─── Extracted records ───

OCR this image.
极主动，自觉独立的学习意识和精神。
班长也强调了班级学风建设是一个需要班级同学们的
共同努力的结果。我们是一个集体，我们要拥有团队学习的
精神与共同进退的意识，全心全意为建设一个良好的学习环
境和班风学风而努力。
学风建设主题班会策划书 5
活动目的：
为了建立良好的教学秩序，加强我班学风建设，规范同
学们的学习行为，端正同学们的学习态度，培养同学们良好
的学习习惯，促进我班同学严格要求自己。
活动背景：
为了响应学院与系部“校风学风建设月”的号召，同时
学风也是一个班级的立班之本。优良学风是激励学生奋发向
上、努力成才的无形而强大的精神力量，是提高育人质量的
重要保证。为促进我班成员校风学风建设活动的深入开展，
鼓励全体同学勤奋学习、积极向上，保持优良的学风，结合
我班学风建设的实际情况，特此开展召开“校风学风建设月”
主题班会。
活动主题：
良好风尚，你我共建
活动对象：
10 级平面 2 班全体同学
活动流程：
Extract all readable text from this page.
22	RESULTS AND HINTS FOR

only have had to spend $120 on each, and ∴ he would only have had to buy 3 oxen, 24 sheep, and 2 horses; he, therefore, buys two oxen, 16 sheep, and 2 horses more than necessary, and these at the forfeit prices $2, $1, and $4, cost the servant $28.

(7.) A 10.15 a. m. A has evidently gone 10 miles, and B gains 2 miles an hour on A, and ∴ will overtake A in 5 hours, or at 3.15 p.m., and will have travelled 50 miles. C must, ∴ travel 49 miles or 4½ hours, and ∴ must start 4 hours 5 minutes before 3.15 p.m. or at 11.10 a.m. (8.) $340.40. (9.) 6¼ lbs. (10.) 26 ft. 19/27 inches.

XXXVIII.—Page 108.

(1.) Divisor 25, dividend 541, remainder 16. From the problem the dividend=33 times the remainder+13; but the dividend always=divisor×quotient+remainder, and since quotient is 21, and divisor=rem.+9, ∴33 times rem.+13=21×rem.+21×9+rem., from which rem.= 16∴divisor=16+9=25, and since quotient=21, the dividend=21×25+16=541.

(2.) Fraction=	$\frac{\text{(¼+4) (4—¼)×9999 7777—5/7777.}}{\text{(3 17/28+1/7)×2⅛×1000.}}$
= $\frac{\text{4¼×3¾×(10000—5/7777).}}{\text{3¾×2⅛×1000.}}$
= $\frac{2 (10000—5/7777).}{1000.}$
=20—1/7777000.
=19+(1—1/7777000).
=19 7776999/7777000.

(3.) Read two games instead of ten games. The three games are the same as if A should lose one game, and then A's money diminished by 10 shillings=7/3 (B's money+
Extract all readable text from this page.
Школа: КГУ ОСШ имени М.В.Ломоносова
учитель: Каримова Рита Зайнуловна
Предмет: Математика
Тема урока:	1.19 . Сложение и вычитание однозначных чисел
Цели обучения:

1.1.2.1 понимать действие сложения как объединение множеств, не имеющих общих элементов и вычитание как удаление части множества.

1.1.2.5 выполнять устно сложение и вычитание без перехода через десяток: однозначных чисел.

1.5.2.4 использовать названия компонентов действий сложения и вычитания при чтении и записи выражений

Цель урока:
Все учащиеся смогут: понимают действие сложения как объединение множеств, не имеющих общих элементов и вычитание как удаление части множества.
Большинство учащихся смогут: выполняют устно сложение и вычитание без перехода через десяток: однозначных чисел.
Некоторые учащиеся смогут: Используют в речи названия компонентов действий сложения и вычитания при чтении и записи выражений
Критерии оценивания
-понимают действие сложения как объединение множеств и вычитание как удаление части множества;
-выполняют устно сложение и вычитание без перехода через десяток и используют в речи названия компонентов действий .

───

| Task brief |
Print all of the entries again, exactly as written.

| Answer to the task |
OCR this image.
极主动，自觉独立的学习意识和精神。
班长也强调了班级学风建设是一个需要班级同学们的
共同努力的结果。我们是一个集体，我们要拥有团队学习的
精神与共同进退的意识，全心全意为建设一个良好的学习环
境和班风学风而努力。
学风建设主题班会策划书 5
活动目的：
为了建立良好的教学秩序，加强我班学风建设，规范同
学们的学习行为，端正同学们的学习态度，培养同学们良好
的学习习惯，促进我班同学严格要求自己。
活动背景：
为了响应学院与系部“校风学风建设月”的号召，同时
学风也是一个班级的立班之本。优良学风是激励学生奋发向
上、努力成才的无形而强大的精神力量，是提高育人质量的
重要保证。为促进我班成员校风学风建设活动的深入开展，
鼓励全体同学勤奋学习、积极向上，保持优良的学风，结合
我班学风建设的实际情况，特此开展召开“校风学风建设月”
主题班会。
活动主题：
良好风尚，你我共建
活动对象：
10 级平面 2 班全体同学
活动流程：
Extract all readable text from this page.
22	RESULTS AND HINTS FOR

only have had to spend $120 on each, and ∴ he would only have had to buy 3 oxen, 24 sheep, and 2 horses; he, therefore, buys two oxen, 16 sheep, and 2 horses more than necessary, and these at the forfeit prices $2, $1, and $4, cost the servant $28.

(7.) A 10.15 a. m. A has evidently gone 10 miles, and B gains 2 miles an hour on A, and ∴ will overtake A in 5 hours, or at 3.15 p.m., and will have travelled 50 miles. C must, ∴ travel 49 miles or 4½ hours, and ∴ must start 4 hours 5 minutes before 3.15 p.m. or at 11.10 a.m. (8.) $340.40. (9.) 6¼ lbs. (10.) 26 ft. 19/27 inches.

XXXVIII.—Page 108.

(1.) Divisor 25, dividend 541, remainder 16. From the problem the dividend=33 times the remainder+13; but the dividend always=divisor×quotient+remainder, and since quotient is 21, and divisor=rem.+9, ∴33 times rem.+13=21×rem.+21×9+rem., from which rem.= 16∴divisor=16+9=25, and since quotient=21, the dividend=21×25+16=541.

(2.) Fraction=	$\frac{\text{(¼+4) (4—¼)×9999 7777—5/7777.}}{\text{(3 17/28+1/7)×2⅛×1000.}}$
= $\frac{\text{4¼×3¾×(10000—5/7777).}}{\text{3¾×2⅛×1000.}}$
= $\frac{2 (10000—5/7777).}{1000.}$
=20—1/7777000.
=19+(1—1/7777000).
=19 7776999/7777000.

(3.) Read two games instead of ten games. The three games are the same as if A should lose one game, and then A's money diminished by 10 shillings=7/3 (B's money+
Extract all readable text from this page.
Школа: КГУ ОСШ имени М.В.Ломоносова
учитель: Каримова Рита Зайнуловна
Предмет: Математика
Тема урока:	1.19 . Сложение и вычитание однозначных чисел
Цели обучения:

1.1.2.1 понимать действие сложения как объединение множеств, не имеющих общих элементов и вычитание как удаление части множества.

1.1.2.5 выполнять устно сложение и вычитание без перехода через десяток: однозначных чисел.

1.5.2.4 использовать названия компонентов действий сложения и вычитания при чтении и записи выражений

Цель урока:
Все учащиеся смогут: понимают действие сложения как объединение множеств, не имеющих общих элементов и вычитание как удаление части множества.
Большинство учащихся смогут: выполняют устно сложение и вычитание без перехода через десяток: однозначных чисел.
Некоторые учащиеся смогут: Используют в речи названия компонентов действий сложения и вычитания при чтении и записи выражений
Критерии оценивания
-понимают действие сложения как объединение множеств и вычитание как удаление части множества;
-выполняют устно сложение и вычитание без перехода через десяток и используют в речи названия компонентов действий .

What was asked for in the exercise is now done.